### AIM
Every entry needs to be reproduced exactly.

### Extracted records
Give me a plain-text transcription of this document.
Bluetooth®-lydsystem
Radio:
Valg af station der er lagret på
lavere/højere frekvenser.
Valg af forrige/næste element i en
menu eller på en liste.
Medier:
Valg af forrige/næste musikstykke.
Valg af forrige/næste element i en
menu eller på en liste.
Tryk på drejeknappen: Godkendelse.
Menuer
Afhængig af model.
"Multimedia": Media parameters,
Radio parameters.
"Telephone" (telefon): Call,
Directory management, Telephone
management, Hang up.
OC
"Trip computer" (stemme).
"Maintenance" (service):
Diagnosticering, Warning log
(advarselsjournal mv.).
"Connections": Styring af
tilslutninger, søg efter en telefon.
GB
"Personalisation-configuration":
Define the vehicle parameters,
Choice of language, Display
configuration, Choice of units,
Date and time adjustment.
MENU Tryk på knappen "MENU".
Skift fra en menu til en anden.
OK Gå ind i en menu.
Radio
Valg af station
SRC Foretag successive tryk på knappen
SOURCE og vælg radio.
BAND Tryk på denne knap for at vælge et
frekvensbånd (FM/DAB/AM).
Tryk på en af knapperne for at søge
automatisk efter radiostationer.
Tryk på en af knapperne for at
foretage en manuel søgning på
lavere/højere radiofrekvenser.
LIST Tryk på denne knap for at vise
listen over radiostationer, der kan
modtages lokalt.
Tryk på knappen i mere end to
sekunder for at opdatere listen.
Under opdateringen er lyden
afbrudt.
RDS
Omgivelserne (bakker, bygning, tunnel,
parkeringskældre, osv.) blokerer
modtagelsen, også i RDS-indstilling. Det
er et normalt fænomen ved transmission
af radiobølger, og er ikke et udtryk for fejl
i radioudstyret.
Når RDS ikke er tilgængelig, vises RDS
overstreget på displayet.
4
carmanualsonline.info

### RESULT OF THIS EXERCISE
Give me a plain-text transcription of this document.
Bluetooth®-lydsystem
Radio:
Valg af station der er lagret på
lavere/højere frekvenser.
Valg af forrige/næste element i en
menu eller på en liste.
Medier:
Valg af forrige/næste musikstykke.
Valg af forrige/næste element i en
menu eller på en liste.
Tryk på drejeknappen: Godkendelse.
Menuer
Afhængig af model.
"Multimedia": Media parameters,
Radio parameters.
"Telephone" (telefon): Call,
Directory management, Telephone
management, Hang up.
OC
"Trip computer" (stemme).
"Maintenance" (service):
Diagnosticering, Warning log
(advarselsjournal mv.).
"Connections": Styring af
tilslutninger, søg efter en telefon.
GB
"Personalisation-configuration":
Define the vehicle parameters,
Choice of language, Display
configuration, Choice of units,
Date and time adjustment.
MENU Tryk på knappen "MENU".
Skift fra en menu til en anden.
OK Gå ind i en menu.
Radio
Valg af station
SRC Foretag successive tryk på knappen
SOURCE og vælg radio.
BAND Tryk på denne knap for at vælge et
frekvensbånd (FM/DAB/AM).
Tryk på en af knapperne for at søge
automatisk efter radiostationer.
Tryk på en af knapperne for at
foretage en manuel søgning på
lavere/højere radiofrekvenser.
LIST Tryk på denne knap for at vise
listen over radiostationer, der kan
modtages lokalt.
Tryk på knappen i mere end to
sekunder for at opdatere listen.
Under opdateringen er lyden
afbrudt.
RDS
Omgivelserne (bakker, bygning, tunnel,
parkeringskældre, osv.) blokerer
modtagelsen, også i RDS-indstilling. Det
er et normalt fænomen ved transmission
af radiobølger, og er ikke et udtryk for fejl
i radioudstyret.
Når RDS ikke er tilgængelig, vises RDS
overstreget på displayet.
4
carmanualsonline.info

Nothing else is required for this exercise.